═══ DATA ROWS ═══

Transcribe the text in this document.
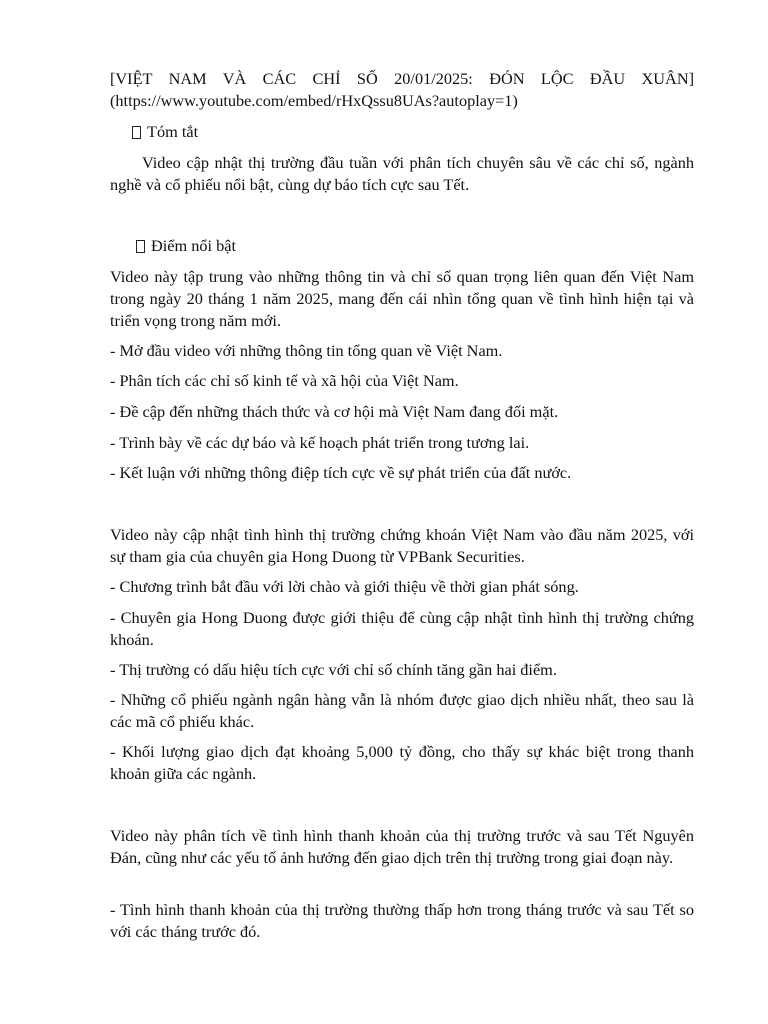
[VIỆT NAM VÀ CÁC CHỈ SỐ 20/01/2025: ĐÓN LỘC ĐẦU XUÂN]

(https://www.youtube.com/embed/rHxQssu8UAs?autoplay=1)

Tóm tắt

Video cập nhật thị trường đầu tuần với phân tích chuyên sâu về các chỉ số, ngành nghề và cổ phiếu nổi bật, cùng dự báo tích cực sau Tết.

Điểm nổi bật

Video này tập trung vào những thông tin và chỉ số quan trọng liên quan đến Việt Nam trong ngày 20 tháng 1 năm 2025, mang đến cái nhìn tổng quan về tình hình hiện tại và triển vọng trong năm mới.

- Mở đầu video với những thông tin tổng quan về Việt Nam.

- Phân tích các chỉ số kinh tế và xã hội của Việt Nam.

- Đề cập đến những thách thức và cơ hội mà Việt Nam đang đối mặt.

- Trình bày về các dự báo và kế hoạch phát triển trong tương lai.

- Kết luận với những thông điệp tích cực về sự phát triển của đất nước.

Video này cập nhật tình hình thị trường chứng khoán Việt Nam vào đầu năm 2025, với sự tham gia của chuyên gia Hong Duong từ VPBank Securities.

- Chương trình bắt đầu với lời chào và giới thiệu về thời gian phát sóng.

- Chuyên gia Hong Duong được giới thiệu để cùng cập nhật tình hình thị trường chứng khoán.

- Thị trường có dấu hiệu tích cực với chỉ số chính tăng gần hai điểm.

- Những cổ phiếu ngành ngân hàng vẫn là nhóm được giao dịch nhiều nhất, theo sau là các mã cổ phiếu khác.

- Khối lượng giao dịch đạt khoảng 5,000 tỷ đồng, cho thấy sự khác biệt trong thanh khoản giữa các ngành.

Video này phân tích về tình hình thanh khoản của thị trường trước và sau Tết Nguyên Đán, cũng như các yếu tố ảnh hưởng đến giao dịch trên thị trường trong giai đoạn này.

- Tình hình thanh khoản của thị trường thường thấp hơn trong tháng trước và sau Tết so với các tháng trước đó.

═══

[EXERCISE PROMPT]: Leave out every picture and copy the rest of the records exactly.

[SOLUTION TO THIS PROBLEM]:
Transcribe the text in this document.
[VIỆT NAM VÀ CÁC CHỈ SỐ 20/01/2025: ĐÓN LỘC ĐẦU XUÂN]

(https://www.youtube.com/embed/rHxQssu8UAs?autoplay=1)

Tóm tắt

Video cập nhật thị trường đầu tuần với phân tích chuyên sâu về các chỉ số, ngành nghề và cổ phiếu nổi bật, cùng dự báo tích cực sau Tết.

Điểm nổi bật

Video này tập trung vào những thông tin và chỉ số quan trọng liên quan đến Việt Nam trong ngày 20 tháng 1 năm 2025, mang đến cái nhìn tổng quan về tình hình hiện tại và triển vọng trong năm mới.

- Mở đầu video với những thông tin tổng quan về Việt Nam.

- Phân tích các chỉ số kinh tế và xã hội của Việt Nam.

- Đề cập đến những thách thức và cơ hội mà Việt Nam đang đối mặt.

- Trình bày về các dự báo và kế hoạch phát triển trong tương lai.

- Kết luận với những thông điệp tích cực về sự phát triển của đất nước.

Video này cập nhật tình hình thị trường chứng khoán Việt Nam vào đầu năm 2025, với sự tham gia của chuyên gia Hong Duong từ VPBank Securities.

- Chương trình bắt đầu với lời chào và giới thiệu về thời gian phát sóng.

- Chuyên gia Hong Duong được giới thiệu để cùng cập nhật tình hình thị trường chứng khoán.

- Thị trường có dấu hiệu tích cực với chỉ số chính tăng gần hai điểm.

- Những cổ phiếu ngành ngân hàng vẫn là nhóm được giao dịch nhiều nhất, theo sau là các mã cổ phiếu khác.

- Khối lượng giao dịch đạt khoảng 5,000 tỷ đồng, cho thấy sự khác biệt trong thanh khoản giữa các ngành.

Video này phân tích về tình hình thanh khoản của thị trường trước và sau Tết Nguyên Đán, cũng như các yếu tố ảnh hưởng đến giao dịch trên thị trường trong giai đoạn này.

- Tình hình thanh khoản của thị trường thường thấp hơn trong tháng trước và sau Tết so với các tháng trước đó.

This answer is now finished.